* [The request]
Reproduce the recruiting process text from "There are 2" up to and including "in summer 2022.", substituting "schedule" for "timeline".

4.2 Recruiting process

There are 2 types of recruiting processes: The on-cycle process and Off-cycle process. We layout the timeline of those two processes below, from networking to on-boarding period, for your reference. 

Private Equity Recruitment timeline

  • HH = Headhunters

  • Upon completing the SA 2020 internship recruitment process, qualified interns will receive full-time offers starting working in summer 2022. 

  • Private Equity firms Analysts are recruited from 2 sources: (1) current interns who performed well in their summer internships and (2) fresh graduates who apply via Full-time Analyst program.

  • About the Summer Internship program for MBA students, this is the timeline for the 15-month or 18 month MBA program. For 1-year MBA programs, either the timeline is the same or recruitment happens in Jan-Feb and the internship starts in Jun – Jul same year.

We understand that the table contains a lot of information, which can be too overwhelming for any newcomers. Hence, here is an example of the Associate On-cycle recruitment from this timeline:

Headhunters start approaching IB Analysts around July – August 2020, then the whole interview process will run from August to October 2020 across firms. Successful candidates will receive the offer. However, those candidates only start their jobs around August – September 2022. This process will be replicated every year, meaning that if you got a PE Associate offer in 2021, you will start your job in 2023.

4.2.1 On-cycle recruitment process:

  • Target:

The on-cycle process mostly targets Analysts at Bulge Bracket and Elite Boutique Banks for Associate positions at Mega-funds and Upper Middle Market funds. However, as the industry keeps growing, PE firms now also organize on cycle recruitment for Summer Analyst Program (i.e: internship) and Full-time Analyst Program. 

  • Process: 

For Associate positions, the process can start as early as July to October, only a couple of months after Analysts at Bulge Bracket or Elite Boutique Banks start their jobs.  If you finish the process and you get the job offer, you can only start in the next 1.5 – 2 years. For example, if you get the offer in 2021, you will only start your PE career in 2023.

The headhunters have more power on the Associate On-cycle recruitment process compared to Off-cycle. After getting your CVs, the headhunters will contact you and set up a telephone interview. Some common questions in this interview could be: “Walk me through your resume?”, “Why Private Equity?”, “Why this firm?”, etc. If you can impress the headhunter, they will pass your CV to the firms. Hence, headhunters decide whether you can go to the next round. You would better show up well prepared and win them in the telephone interview. 

The PE firm will invite you to “a weekend event”, in which the most nightmare part of On-cycle recruitment happens. You will have four to five 30-minute interview sessions with people across levels in that firm. If you can pass, the firms will call you for an LBO model test. Finally, you will have the result on Monday.  

We also list down common asked questions in a PE interview in section 5: Prepare for the interview. You can visit there to prepare yourself ahead.   

For Interns and Analysts position: you can find the timeline in the “PE timeline table” above. However, always double check with your target firms because Interns and Analysts are not PE firms’ recruiting priority and the process can vary year by year.

* [Dataset extract]

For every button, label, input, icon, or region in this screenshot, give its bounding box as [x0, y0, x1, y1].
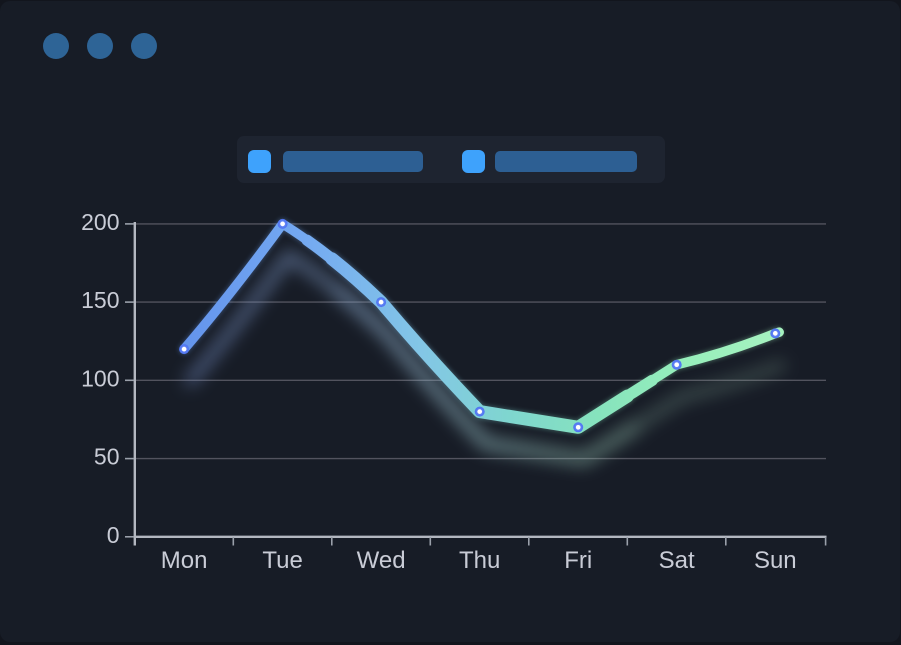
svg-text:150: 150	[81, 287, 119, 313]
svg-text:Fri: Fri	[564, 547, 592, 574]
svg-text:Wed: Wed	[357, 547, 406, 574]
svg-text:100: 100	[81, 365, 119, 391]
svg-text:Sat: Sat	[659, 547, 695, 574]
svg-text:Tue: Tue	[262, 547, 302, 574]
svg-text:Thu: Thu	[459, 547, 500, 574]
svg-text:50: 50	[94, 444, 120, 470]
svg-text:200: 200	[81, 209, 119, 235]
svg-text:Mon: Mon	[161, 547, 208, 574]
svg-text:0: 0	[107, 522, 120, 548]
svg-text:Sun: Sun	[754, 547, 797, 574]
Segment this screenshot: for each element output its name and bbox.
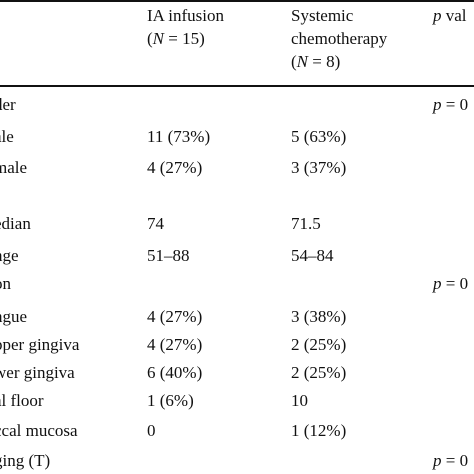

* [Task answer]
There are 2 types of recruiting processes: The on-cycle process and Off-cycle process. We layout the schedule of those two processes below, from networking to on-boarding period, for your reference. 

Private Equity Recruitment schedule

  • HH = Headhunters

  • Upon completing the SA 2020 internship recruitment process, qualified interns will receive full-time offers starting working in summer 2022.